_TASK GOAL_: How many lines of the data hold the word "your"? State the number and nothing else.

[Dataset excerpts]

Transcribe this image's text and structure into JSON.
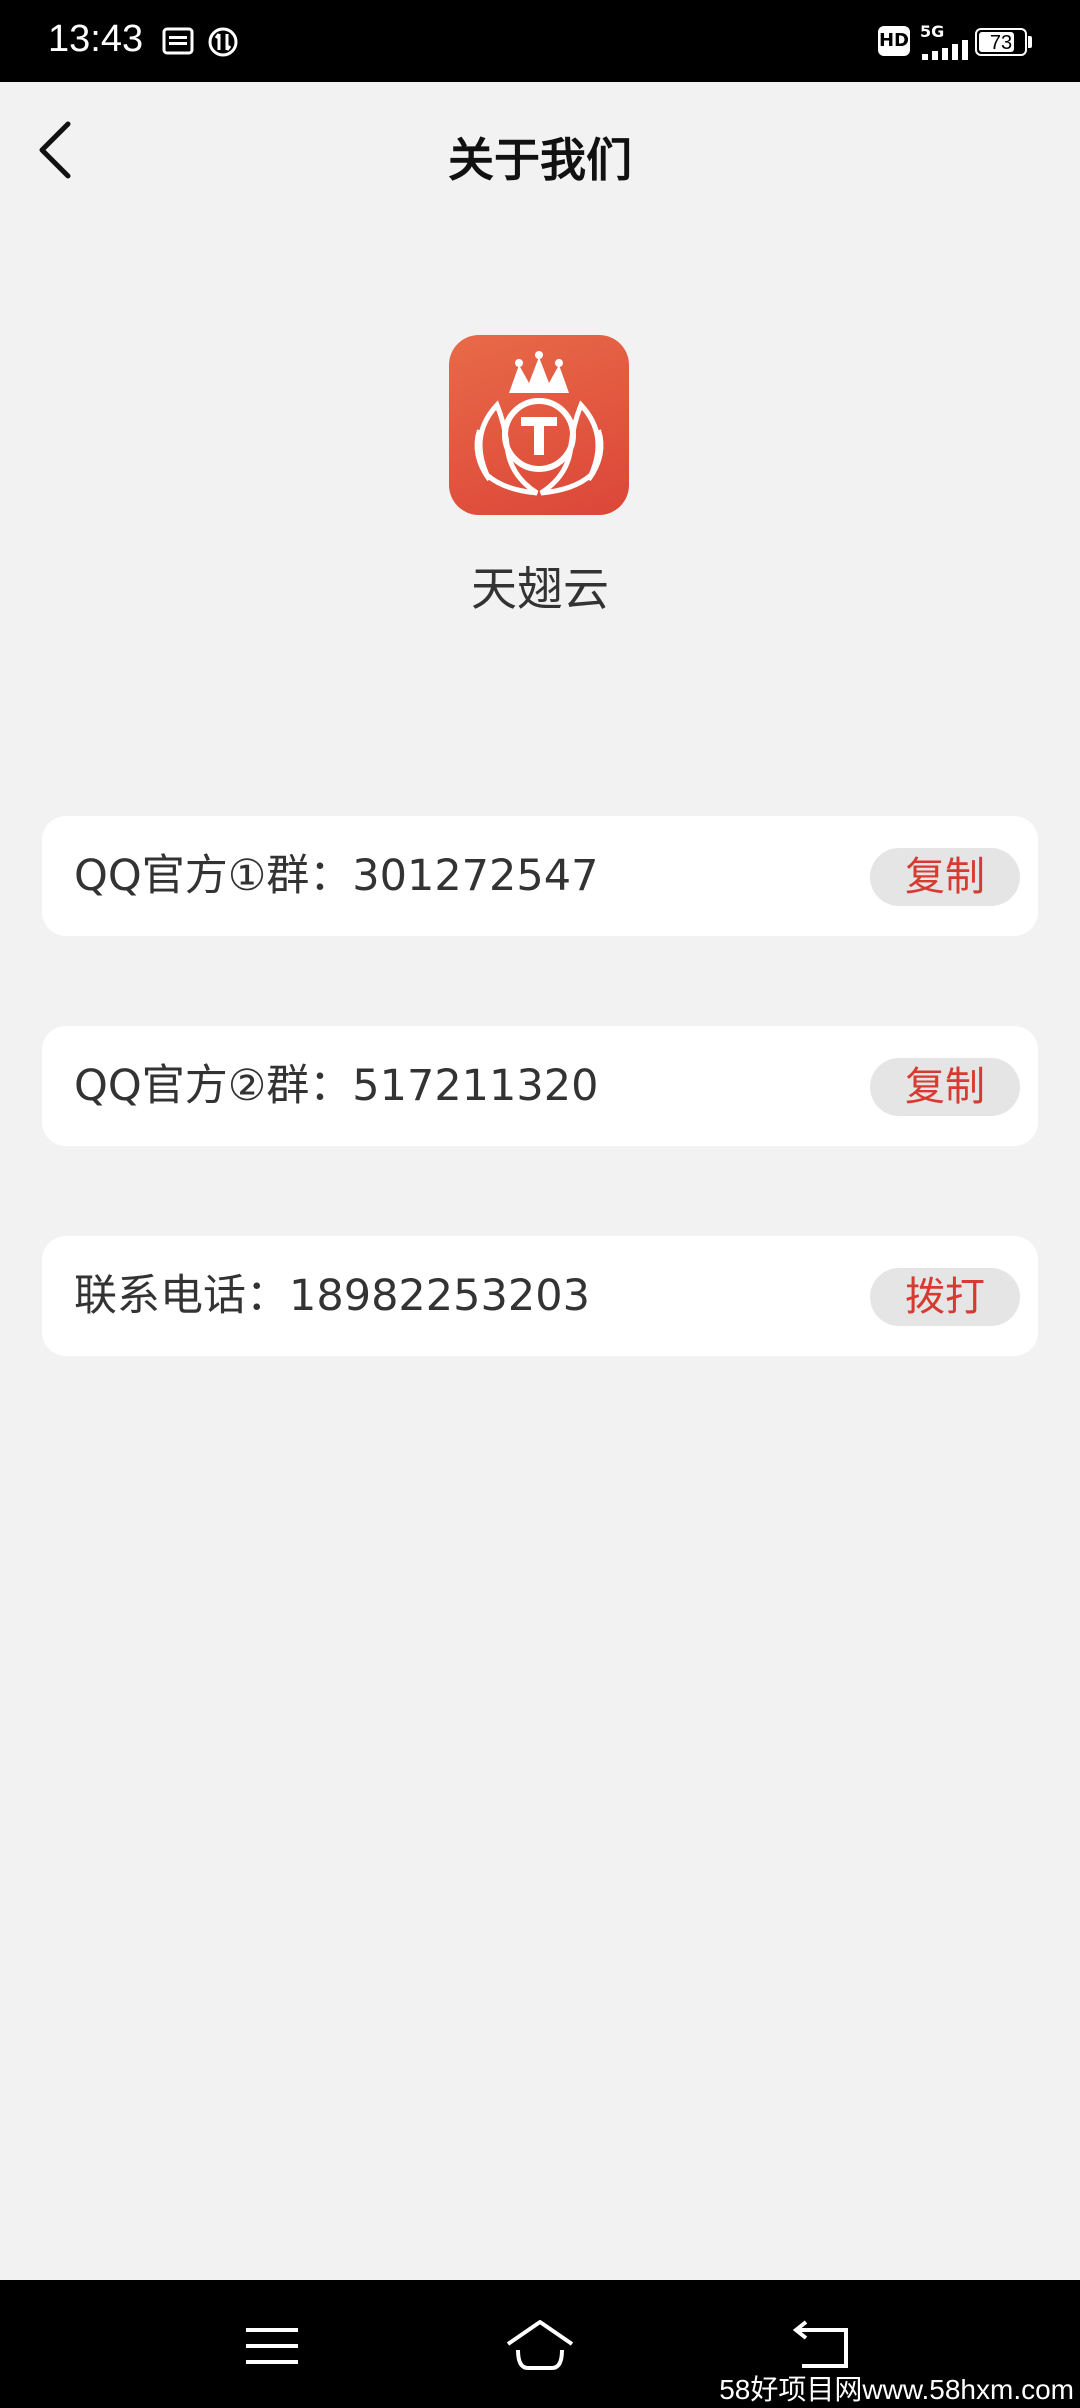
{
  "status_bar": {
    "time": "13:43",
    "battery": "73",
    "network": "5G",
    "hd": "HD",
    "notification_icons": [
      "toutiao-icon",
      "data-saver-icon"
    ]
  },
  "header": {
    "title": "关于我们",
    "back_icon": "chevron-left-icon"
  },
  "app": {
    "name": "天翅云",
    "logo_icon": "crown-t-logo",
    "logo_colors": [
      "#e86a48",
      "#dc4638"
    ]
  },
  "contacts": [
    {
      "label": "QQ官方①群：301272547",
      "action": "复制"
    },
    {
      "label": "QQ官方②群：517211320",
      "action": "复制"
    },
    {
      "label": "联系电话：18982253203",
      "action": "拨打"
    }
  ],
  "nav_bar": {
    "buttons": [
      "menu-icon",
      "home-icon",
      "back-icon"
    ]
  },
  "watermark": "58好项目网www.58hxm.com",
  "colors": {
    "accent": "#d63a30",
    "background": "#f2f2f2",
    "card": "#ffffff",
    "button_bg": "#e5e5e5"
  }
}
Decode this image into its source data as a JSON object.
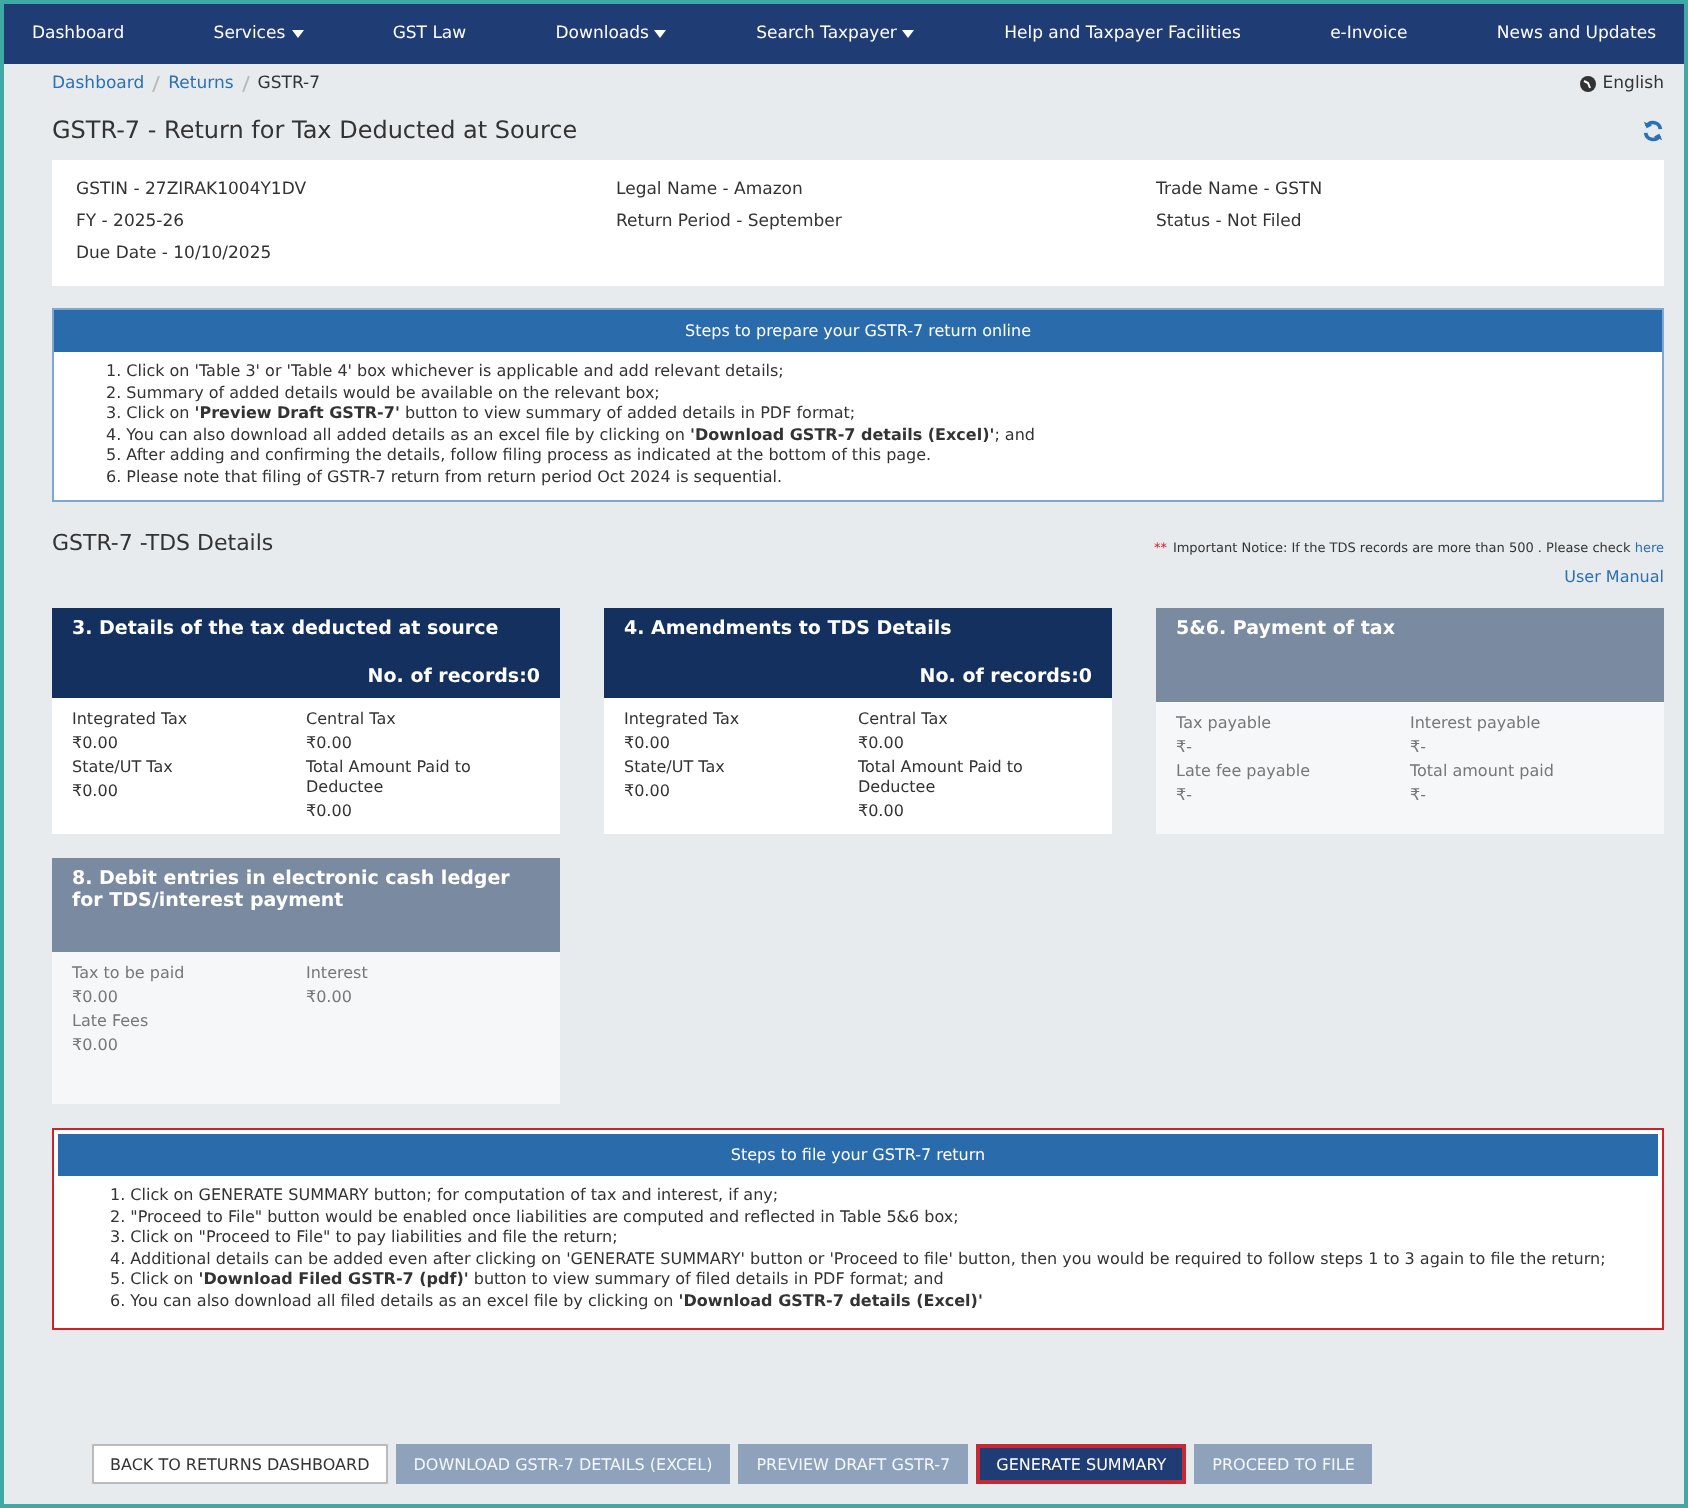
{
  "nav": [
    {
      "label": "Dashboard",
      "dropdown": false
    },
    {
      "label": "Services",
      "dropdown": true
    },
    {
      "label": "GST Law",
      "dropdown": false
    },
    {
      "label": "Downloads",
      "dropdown": true
    },
    {
      "label": "Search Taxpayer",
      "dropdown": true
    },
    {
      "label": "Help and Taxpayer Facilities",
      "dropdown": false
    },
    {
      "label": "e-Invoice",
      "dropdown": false
    },
    {
      "label": "News and Updates",
      "dropdown": false
    }
  ],
  "breadcrumb": [
    "Dashboard",
    "Returns",
    "GSTR-7"
  ],
  "language": "English",
  "page_title": "GSTR-7 - Return for Tax Deducted at Source",
  "info": [
    "GSTIN - 27ZIRAK1004Y1DV",
    "Legal Name - Amazon",
    "Trade Name - GSTN",
    "FY - 2025-26",
    "Return Period - September",
    "Status - Not Filed",
    "Due Date - 10/10/2025"
  ],
  "prepare_steps": {
    "title": "Steps to prepare your GSTR-7 return online",
    "items": [
      "1. Click on 'Table 3' or 'Table 4' box whichever is applicable and add relevant details;",
      "2. Summary of added details would be available on the relevant box;",
      "3. Click on **'Preview Draft GSTR-7'** button to view summary of added details in PDF format;",
      "4. You can also download all added details as an excel file by clicking on **'Download GSTR-7 details (Excel)'**; and",
      "5. After adding and confirming the details, follow filing process as indicated at the bottom of this page.",
      "6. Please note that filing of GSTR-7 return from return period Oct 2024 is sequential."
    ]
  },
  "tds": {
    "title": "GSTR-7 -TDS Details",
    "notice_mark": "**",
    "notice": "Important Notice: If the TDS records are more than 500 . Please check",
    "notice_link": "here",
    "user_manual": "User Manual"
  },
  "tiles": [
    {
      "title": "3. Details of the tax deducted at source",
      "records": "No. of records:0",
      "disabled": false,
      "fields": [
        {
          "label": "Integrated Tax",
          "value": "₹0.00"
        },
        {
          "label": "Central Tax",
          "value": "₹0.00"
        },
        {
          "label": "State/UT Tax",
          "value": "₹0.00"
        },
        {
          "label": "Total Amount Paid to Deductee",
          "value": "₹0.00"
        }
      ]
    },
    {
      "title": "4. Amendments to TDS Details",
      "records": "No. of records:0",
      "disabled": false,
      "fields": [
        {
          "label": "Integrated Tax",
          "value": "₹0.00"
        },
        {
          "label": "Central Tax",
          "value": "₹0.00"
        },
        {
          "label": "State/UT Tax",
          "value": "₹0.00"
        },
        {
          "label": "Total Amount Paid to Deductee",
          "value": "₹0.00"
        }
      ]
    },
    {
      "title": "5&6. Payment of tax",
      "disabled": true,
      "fields": [
        {
          "label": "Tax payable",
          "value": "₹-"
        },
        {
          "label": "Interest payable",
          "value": "₹-"
        },
        {
          "label": "Late fee payable",
          "value": "₹-"
        },
        {
          "label": "Total amount paid",
          "value": "₹-"
        }
      ]
    },
    {
      "title": "8. Debit entries in electronic cash ledger for TDS/interest payment",
      "disabled": true,
      "fields": [
        {
          "label": "Tax to be paid",
          "value": "₹0.00"
        },
        {
          "label": "Interest",
          "value": "₹0.00"
        },
        {
          "label": "Late Fees",
          "value": "₹0.00"
        }
      ]
    }
  ],
  "file_steps": {
    "title": "Steps to file your GSTR-7 return",
    "items": [
      "1. Click on GENERATE SUMMARY button; for computation of tax and interest, if any;",
      "2. \"Proceed to File\" button would be enabled once liabilities are computed and reflected in Table 5&6 box;",
      "3. Click on \"Proceed to File\" to pay liabilities and file the return;",
      "4. Additional details can be added even after clicking on 'GENERATE SUMMARY' button or 'Proceed to file' button, then you would be required to follow steps 1 to 3 again to file the return;",
      "5. Click on **'Download Filed GSTR-7 (pdf)'** button to view summary of filed details in PDF format; and",
      "6. You can also download all filed details as an excel file by clicking on **'Download GSTR-7 details (Excel)'**"
    ]
  },
  "buttons": [
    {
      "label": "BACK TO RETURNS DASHBOARD",
      "kind": "outline"
    },
    {
      "label": "DOWNLOAD GSTR-7 DETAILS (EXCEL)",
      "kind": "disabled"
    },
    {
      "label": "PREVIEW DRAFT GSTR-7",
      "kind": "disabled"
    },
    {
      "label": "GENERATE SUMMARY",
      "kind": "primary"
    },
    {
      "label": "PROCEED TO FILE",
      "kind": "disabled"
    }
  ]
}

_EXERCISE SOLUTION_: 2